====== Record excerpts ======

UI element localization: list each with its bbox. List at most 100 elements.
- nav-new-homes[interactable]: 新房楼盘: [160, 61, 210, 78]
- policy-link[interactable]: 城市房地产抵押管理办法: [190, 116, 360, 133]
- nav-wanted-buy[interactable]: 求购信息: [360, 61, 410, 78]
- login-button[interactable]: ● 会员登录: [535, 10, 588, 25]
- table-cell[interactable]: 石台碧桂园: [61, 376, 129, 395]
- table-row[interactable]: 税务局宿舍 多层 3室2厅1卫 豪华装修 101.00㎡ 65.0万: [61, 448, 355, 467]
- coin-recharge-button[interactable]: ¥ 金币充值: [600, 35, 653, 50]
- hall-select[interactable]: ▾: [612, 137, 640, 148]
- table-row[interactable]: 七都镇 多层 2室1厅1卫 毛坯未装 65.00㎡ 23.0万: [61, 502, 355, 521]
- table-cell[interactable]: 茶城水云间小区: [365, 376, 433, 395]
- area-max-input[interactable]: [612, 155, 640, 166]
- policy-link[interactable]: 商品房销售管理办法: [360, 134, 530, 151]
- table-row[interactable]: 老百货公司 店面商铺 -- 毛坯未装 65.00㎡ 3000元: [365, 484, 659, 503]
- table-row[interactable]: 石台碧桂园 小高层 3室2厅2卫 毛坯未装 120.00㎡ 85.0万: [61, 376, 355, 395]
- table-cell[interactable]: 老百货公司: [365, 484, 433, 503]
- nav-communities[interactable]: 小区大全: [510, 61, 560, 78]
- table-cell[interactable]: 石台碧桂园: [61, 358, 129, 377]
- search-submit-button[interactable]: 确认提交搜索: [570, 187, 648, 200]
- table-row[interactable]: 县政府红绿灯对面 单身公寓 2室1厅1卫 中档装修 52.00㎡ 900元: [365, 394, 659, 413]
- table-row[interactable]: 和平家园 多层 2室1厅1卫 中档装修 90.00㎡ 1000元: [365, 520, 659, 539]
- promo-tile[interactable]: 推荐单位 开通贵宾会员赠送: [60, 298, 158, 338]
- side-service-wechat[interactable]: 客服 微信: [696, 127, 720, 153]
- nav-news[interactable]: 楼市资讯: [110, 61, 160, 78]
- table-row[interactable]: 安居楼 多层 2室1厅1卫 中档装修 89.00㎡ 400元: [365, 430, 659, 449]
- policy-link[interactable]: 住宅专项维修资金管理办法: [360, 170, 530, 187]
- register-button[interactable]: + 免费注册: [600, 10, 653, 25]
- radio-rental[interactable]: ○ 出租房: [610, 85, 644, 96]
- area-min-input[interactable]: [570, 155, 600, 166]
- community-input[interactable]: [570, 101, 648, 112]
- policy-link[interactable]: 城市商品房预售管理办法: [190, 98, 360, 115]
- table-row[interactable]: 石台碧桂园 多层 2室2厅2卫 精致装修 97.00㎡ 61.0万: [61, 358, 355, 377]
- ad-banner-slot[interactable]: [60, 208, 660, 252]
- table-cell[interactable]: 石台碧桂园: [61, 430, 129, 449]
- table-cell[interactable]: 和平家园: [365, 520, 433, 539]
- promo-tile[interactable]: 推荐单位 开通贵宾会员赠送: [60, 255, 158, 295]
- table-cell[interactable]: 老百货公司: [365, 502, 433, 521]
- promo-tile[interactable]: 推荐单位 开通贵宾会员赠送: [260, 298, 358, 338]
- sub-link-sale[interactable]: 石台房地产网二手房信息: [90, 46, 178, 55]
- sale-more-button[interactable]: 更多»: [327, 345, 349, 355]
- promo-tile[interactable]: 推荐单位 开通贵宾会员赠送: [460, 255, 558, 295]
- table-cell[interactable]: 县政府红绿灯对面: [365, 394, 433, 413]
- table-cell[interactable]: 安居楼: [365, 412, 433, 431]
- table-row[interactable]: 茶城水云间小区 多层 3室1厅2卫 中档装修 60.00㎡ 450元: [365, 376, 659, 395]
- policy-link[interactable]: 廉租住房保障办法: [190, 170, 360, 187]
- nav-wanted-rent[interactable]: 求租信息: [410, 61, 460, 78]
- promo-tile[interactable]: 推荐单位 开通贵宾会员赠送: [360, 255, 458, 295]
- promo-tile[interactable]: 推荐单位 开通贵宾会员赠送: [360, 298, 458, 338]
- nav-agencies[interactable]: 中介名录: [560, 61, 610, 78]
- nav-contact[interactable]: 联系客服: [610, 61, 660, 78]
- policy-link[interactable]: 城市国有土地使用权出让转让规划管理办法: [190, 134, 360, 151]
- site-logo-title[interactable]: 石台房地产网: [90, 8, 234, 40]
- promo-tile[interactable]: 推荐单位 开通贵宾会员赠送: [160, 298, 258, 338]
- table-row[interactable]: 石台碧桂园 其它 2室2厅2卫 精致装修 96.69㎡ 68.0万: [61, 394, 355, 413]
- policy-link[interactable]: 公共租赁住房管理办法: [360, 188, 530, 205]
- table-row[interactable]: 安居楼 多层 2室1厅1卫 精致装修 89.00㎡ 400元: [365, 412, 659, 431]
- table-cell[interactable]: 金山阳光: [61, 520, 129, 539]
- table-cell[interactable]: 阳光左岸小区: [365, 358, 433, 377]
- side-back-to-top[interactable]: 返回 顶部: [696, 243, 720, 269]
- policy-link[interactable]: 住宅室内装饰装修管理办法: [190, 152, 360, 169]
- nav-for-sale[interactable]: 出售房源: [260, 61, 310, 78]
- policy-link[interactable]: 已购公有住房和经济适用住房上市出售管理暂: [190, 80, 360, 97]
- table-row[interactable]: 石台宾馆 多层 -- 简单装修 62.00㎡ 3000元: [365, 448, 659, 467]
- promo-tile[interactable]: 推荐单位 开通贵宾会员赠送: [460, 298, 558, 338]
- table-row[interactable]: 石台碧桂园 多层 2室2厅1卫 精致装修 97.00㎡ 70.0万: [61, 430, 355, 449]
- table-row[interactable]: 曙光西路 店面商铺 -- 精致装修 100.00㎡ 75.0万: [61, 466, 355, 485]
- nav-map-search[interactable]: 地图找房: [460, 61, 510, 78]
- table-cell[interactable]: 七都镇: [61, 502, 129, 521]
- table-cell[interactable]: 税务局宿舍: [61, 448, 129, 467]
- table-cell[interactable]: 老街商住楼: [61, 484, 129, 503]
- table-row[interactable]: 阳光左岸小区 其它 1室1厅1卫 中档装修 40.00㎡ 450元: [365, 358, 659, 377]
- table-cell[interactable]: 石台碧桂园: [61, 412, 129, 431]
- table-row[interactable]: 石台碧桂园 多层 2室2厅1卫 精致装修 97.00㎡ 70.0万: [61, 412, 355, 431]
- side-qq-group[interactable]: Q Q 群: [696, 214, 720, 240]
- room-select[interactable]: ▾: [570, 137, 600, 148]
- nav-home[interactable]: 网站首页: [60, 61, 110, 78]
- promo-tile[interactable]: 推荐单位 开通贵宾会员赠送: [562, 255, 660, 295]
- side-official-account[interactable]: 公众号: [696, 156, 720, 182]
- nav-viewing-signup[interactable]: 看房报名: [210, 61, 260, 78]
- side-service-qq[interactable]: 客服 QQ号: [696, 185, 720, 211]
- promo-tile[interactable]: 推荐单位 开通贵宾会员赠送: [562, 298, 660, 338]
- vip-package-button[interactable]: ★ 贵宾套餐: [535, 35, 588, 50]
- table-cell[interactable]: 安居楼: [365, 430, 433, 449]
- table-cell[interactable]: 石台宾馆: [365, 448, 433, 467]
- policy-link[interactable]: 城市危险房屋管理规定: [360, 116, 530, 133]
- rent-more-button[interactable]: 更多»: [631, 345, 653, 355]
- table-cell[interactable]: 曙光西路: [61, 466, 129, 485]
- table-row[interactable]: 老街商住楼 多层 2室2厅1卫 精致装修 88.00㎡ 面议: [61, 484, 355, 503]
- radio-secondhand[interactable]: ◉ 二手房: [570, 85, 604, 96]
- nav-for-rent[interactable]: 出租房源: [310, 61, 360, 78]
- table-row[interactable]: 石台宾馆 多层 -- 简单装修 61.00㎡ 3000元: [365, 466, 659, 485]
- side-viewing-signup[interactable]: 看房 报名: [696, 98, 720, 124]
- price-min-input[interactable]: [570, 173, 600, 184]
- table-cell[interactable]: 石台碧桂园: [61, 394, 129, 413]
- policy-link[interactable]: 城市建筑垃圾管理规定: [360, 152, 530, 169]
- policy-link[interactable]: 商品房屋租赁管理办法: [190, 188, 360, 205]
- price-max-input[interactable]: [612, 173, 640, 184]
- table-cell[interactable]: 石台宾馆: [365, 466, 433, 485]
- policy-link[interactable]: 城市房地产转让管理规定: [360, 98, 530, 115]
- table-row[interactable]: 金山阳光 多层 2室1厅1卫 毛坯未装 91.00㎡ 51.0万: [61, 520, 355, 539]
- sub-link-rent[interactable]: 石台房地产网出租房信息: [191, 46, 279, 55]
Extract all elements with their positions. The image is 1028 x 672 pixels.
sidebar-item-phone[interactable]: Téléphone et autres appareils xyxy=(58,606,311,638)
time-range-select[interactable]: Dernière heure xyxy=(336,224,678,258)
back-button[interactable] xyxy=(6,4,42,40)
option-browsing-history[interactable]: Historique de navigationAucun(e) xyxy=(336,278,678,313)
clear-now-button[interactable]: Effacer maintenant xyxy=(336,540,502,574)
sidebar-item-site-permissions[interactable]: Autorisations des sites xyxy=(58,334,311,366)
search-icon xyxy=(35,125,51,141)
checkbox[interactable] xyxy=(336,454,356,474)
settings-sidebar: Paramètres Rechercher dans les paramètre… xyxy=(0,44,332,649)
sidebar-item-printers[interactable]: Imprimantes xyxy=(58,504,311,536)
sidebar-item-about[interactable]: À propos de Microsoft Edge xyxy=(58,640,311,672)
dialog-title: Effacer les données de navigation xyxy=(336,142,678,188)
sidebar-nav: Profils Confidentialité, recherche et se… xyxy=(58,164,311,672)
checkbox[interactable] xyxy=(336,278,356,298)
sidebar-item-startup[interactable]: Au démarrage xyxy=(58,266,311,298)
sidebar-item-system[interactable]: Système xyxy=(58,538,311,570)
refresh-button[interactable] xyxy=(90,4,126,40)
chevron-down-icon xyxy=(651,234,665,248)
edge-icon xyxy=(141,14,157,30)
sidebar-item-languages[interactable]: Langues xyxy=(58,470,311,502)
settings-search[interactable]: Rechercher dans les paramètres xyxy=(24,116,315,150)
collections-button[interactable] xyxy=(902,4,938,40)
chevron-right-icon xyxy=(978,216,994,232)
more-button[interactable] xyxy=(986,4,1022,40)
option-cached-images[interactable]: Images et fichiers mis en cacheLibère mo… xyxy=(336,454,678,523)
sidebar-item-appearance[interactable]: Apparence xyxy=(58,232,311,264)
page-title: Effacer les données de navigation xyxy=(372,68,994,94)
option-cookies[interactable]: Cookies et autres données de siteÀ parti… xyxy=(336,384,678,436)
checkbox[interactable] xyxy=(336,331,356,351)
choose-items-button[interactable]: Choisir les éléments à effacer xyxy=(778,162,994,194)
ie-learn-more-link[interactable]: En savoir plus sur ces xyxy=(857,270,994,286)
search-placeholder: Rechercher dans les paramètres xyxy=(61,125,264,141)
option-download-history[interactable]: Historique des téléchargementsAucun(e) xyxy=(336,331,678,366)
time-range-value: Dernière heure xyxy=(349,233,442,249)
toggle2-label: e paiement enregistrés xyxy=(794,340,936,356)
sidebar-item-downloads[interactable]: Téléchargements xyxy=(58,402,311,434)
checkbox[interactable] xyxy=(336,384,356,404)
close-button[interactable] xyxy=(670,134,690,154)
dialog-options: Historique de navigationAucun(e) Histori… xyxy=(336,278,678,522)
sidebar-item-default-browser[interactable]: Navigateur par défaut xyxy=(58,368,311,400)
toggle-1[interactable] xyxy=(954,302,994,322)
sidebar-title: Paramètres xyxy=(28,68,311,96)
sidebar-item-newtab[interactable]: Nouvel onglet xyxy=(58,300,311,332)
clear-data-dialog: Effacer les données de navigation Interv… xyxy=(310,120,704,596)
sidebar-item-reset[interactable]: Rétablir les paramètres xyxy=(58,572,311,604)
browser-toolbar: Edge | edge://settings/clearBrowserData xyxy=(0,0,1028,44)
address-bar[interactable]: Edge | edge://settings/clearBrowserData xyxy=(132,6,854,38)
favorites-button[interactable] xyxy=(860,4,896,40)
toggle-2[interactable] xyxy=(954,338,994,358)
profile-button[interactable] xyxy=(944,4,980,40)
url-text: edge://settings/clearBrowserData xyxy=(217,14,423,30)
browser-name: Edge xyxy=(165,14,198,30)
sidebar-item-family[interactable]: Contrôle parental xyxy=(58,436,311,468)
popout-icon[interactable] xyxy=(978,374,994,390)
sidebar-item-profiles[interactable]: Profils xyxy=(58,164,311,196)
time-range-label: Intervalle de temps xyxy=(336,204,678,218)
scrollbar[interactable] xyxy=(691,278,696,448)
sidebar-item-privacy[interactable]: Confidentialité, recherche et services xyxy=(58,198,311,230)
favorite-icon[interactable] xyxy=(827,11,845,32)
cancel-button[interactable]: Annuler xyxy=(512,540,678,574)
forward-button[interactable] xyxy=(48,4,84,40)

======

Task goal => Rename "policy-link" to "regulation-link" in everything from the start of the entries down to the line containing "- table-row[interactable]: 税务局宿舍", and give those lines again with nothing else changed.

Task result =>
UI element localization: list each with its bbox. List at most 100 elements.
- nav-new-homes[interactable]: 新房楼盘: [160, 61, 210, 78]
- regulation-link[interactable]: 城市房地产抵押管理办法: [190, 116, 360, 133]
- nav-wanted-buy[interactable]: 求购信息: [360, 61, 410, 78]
- login-button[interactable]: ● 会员登录: [535, 10, 588, 25]
- table-cell[interactable]: 石台碧桂园: [61, 376, 129, 395]
- table-row[interactable]: 税务局宿舍 多层 3室2厅1卫 豪华装修 101.00㎡ 65.0万: [61, 448, 355, 467]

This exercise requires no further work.